[SOURCE DATA]
· · · · ·

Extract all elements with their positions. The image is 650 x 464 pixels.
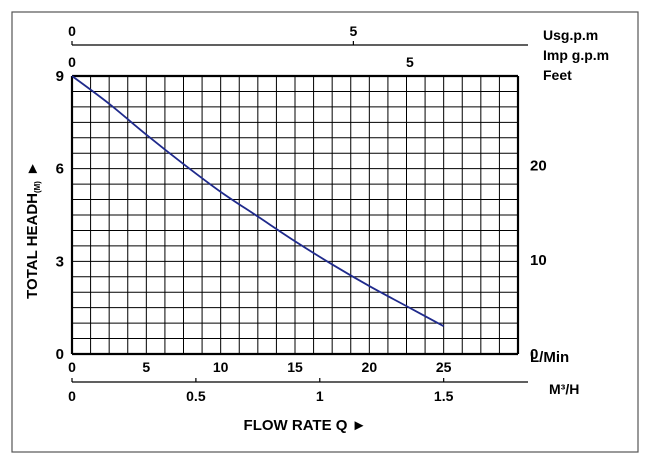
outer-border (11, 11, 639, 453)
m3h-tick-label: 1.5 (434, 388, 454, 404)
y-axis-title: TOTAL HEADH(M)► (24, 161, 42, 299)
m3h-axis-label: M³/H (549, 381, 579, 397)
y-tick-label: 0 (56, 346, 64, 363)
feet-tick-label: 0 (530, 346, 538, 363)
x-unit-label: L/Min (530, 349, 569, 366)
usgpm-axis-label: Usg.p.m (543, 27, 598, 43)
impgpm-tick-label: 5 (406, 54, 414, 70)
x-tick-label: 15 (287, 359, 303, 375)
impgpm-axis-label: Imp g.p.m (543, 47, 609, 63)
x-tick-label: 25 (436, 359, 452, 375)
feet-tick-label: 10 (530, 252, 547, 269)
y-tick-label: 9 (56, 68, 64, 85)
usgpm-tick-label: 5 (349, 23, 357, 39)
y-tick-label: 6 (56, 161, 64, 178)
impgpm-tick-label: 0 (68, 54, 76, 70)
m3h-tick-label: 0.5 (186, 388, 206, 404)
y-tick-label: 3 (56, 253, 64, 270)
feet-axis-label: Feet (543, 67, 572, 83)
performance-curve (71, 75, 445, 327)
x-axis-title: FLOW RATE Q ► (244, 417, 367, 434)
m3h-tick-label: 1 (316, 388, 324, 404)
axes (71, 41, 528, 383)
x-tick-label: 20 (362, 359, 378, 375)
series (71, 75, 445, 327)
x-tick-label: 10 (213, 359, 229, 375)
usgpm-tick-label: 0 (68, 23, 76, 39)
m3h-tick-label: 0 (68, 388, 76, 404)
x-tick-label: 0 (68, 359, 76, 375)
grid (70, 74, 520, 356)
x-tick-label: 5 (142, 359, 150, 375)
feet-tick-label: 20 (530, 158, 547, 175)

· · · · ·

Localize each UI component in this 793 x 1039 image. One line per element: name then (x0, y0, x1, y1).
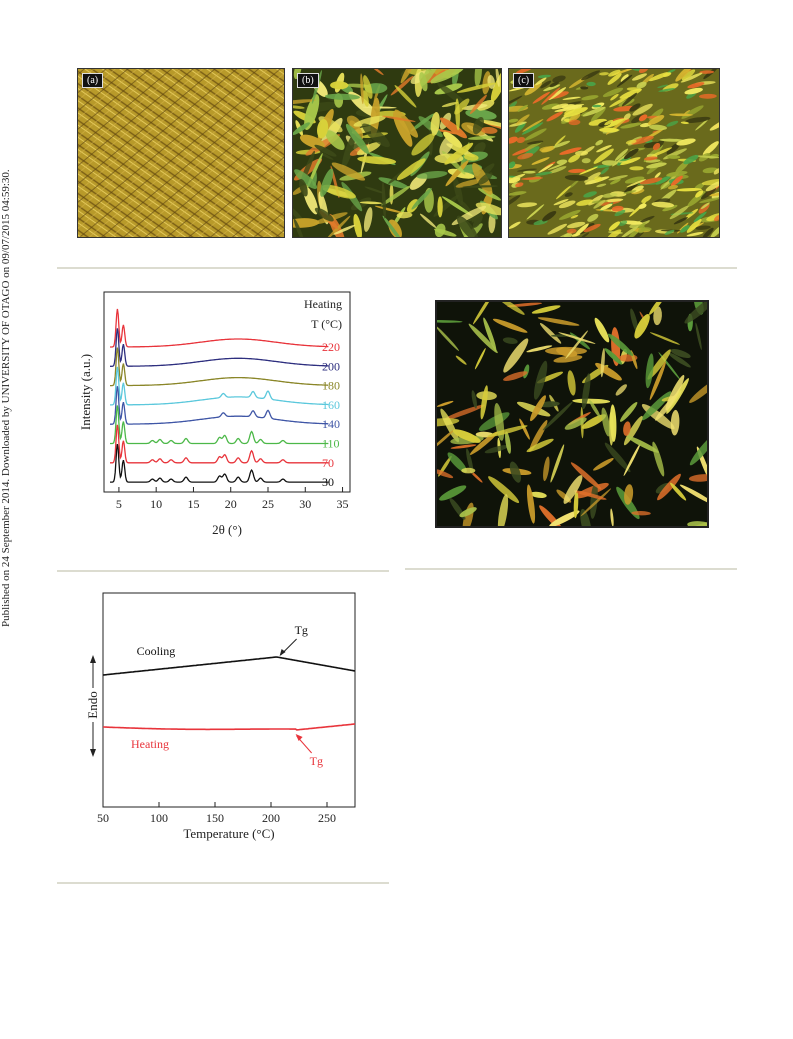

· · · · ·

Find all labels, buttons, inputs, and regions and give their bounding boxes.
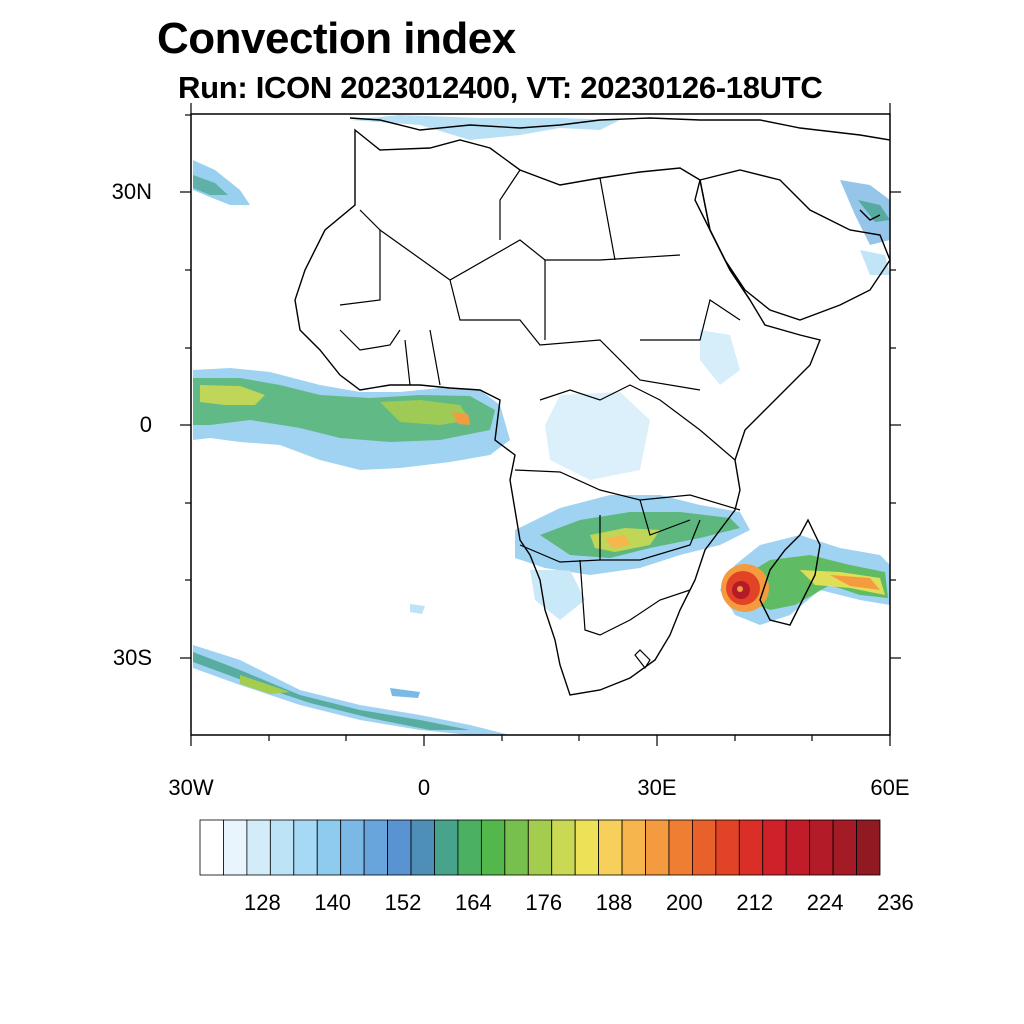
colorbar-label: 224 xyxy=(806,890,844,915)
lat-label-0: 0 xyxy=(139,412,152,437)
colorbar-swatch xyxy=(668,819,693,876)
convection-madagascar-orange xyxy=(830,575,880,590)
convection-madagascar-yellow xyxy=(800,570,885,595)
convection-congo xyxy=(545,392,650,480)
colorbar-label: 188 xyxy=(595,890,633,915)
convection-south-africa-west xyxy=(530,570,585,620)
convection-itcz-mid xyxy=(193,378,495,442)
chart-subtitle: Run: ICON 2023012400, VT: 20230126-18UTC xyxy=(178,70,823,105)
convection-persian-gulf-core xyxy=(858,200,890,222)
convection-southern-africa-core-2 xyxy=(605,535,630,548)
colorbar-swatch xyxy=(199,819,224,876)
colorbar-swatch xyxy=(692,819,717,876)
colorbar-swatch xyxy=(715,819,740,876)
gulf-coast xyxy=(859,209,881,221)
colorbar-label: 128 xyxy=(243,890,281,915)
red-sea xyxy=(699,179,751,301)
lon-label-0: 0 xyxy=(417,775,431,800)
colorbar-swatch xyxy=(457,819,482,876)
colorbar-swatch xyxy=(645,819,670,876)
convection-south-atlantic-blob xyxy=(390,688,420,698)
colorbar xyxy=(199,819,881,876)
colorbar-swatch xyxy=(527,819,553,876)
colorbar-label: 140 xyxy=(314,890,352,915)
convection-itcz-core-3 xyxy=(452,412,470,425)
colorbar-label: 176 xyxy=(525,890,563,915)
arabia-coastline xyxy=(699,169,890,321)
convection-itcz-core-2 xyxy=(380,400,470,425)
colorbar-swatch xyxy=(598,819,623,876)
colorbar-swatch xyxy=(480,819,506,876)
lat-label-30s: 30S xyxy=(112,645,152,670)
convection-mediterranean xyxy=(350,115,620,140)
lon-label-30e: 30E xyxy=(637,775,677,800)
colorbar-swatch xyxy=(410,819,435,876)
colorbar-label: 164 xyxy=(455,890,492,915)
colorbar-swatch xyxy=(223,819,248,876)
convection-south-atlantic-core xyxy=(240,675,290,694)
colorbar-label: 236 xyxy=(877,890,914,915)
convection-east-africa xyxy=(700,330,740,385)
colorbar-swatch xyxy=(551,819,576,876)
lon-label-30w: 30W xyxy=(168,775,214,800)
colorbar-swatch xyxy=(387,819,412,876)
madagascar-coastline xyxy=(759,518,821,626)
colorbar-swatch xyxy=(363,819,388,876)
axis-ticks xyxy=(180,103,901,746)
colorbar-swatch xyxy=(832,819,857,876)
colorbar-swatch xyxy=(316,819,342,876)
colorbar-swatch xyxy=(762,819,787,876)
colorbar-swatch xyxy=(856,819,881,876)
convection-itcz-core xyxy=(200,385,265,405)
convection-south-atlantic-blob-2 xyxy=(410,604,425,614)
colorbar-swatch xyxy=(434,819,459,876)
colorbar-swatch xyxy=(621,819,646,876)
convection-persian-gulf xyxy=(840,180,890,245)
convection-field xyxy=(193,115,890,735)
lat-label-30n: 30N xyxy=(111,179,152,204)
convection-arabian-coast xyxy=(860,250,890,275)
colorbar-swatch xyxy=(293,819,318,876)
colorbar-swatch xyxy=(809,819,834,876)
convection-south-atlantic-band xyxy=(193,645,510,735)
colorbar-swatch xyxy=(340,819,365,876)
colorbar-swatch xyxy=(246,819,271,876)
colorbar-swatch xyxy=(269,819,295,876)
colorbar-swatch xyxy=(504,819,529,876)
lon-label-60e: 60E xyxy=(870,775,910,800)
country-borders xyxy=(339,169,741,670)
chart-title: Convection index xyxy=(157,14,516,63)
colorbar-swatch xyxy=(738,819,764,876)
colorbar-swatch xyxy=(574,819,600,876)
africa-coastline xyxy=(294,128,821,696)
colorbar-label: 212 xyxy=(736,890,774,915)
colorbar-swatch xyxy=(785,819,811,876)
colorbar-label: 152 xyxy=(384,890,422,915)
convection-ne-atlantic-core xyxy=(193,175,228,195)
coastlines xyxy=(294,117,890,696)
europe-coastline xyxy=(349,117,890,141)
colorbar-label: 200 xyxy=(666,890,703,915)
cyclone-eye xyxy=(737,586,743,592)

· · · · ·

[PROMPT]
Can you copy out, unchanged, the entries from the line with "Extract all elements" to the line with "feet-tick-label: 20 (530, 158, 547, 175)", leaving out the picture?

[WRITTEN ANSWER]
Extract all elements with their positions. The image is 650 x 464 pixels.
outer-border (11, 11, 639, 453)
m3h-tick-label: 1.5 (434, 388, 454, 404)
y-axis-title: TOTAL HEADH(M)► (24, 161, 42, 299)
m3h-axis-label: M³/H (549, 381, 579, 397)
y-tick-label: 0 (56, 346, 64, 363)
feet-tick-label: 0 (530, 346, 538, 363)
x-unit-label: L/Min (530, 349, 569, 366)
usgpm-axis-label: Usg.p.m (543, 27, 598, 43)
impgpm-tick-label: 5 (406, 54, 414, 70)
x-tick-label: 15 (287, 359, 303, 375)
impgpm-axis-label: Imp g.p.m (543, 47, 609, 63)
x-tick-label: 25 (436, 359, 452, 375)
feet-tick-label: 10 (530, 252, 547, 269)
y-tick-label: 9 (56, 68, 64, 85)
usgpm-tick-label: 5 (349, 23, 357, 39)
y-tick-label: 6 (56, 161, 64, 178)
impgpm-tick-label: 0 (68, 54, 76, 70)
m3h-tick-label: 0.5 (186, 388, 206, 404)
y-tick-label: 3 (56, 253, 64, 270)
feet-axis-label: Feet (543, 67, 572, 83)
performance-curve (71, 75, 445, 327)
x-axis-title: FLOW RATE Q ► (244, 417, 367, 434)
m3h-tick-label: 1 (316, 388, 324, 404)
axes (71, 41, 528, 383)
x-tick-label: 20 (362, 359, 378, 375)
series (71, 75, 445, 327)
x-tick-label: 10 (213, 359, 229, 375)
usgpm-tick-label: 0 (68, 23, 76, 39)
m3h-tick-label: 0 (68, 388, 76, 404)
x-tick-label: 0 (68, 359, 76, 375)
grid (70, 74, 520, 356)
x-tick-label: 5 (142, 359, 150, 375)
feet-tick-label: 20 (530, 158, 547, 175)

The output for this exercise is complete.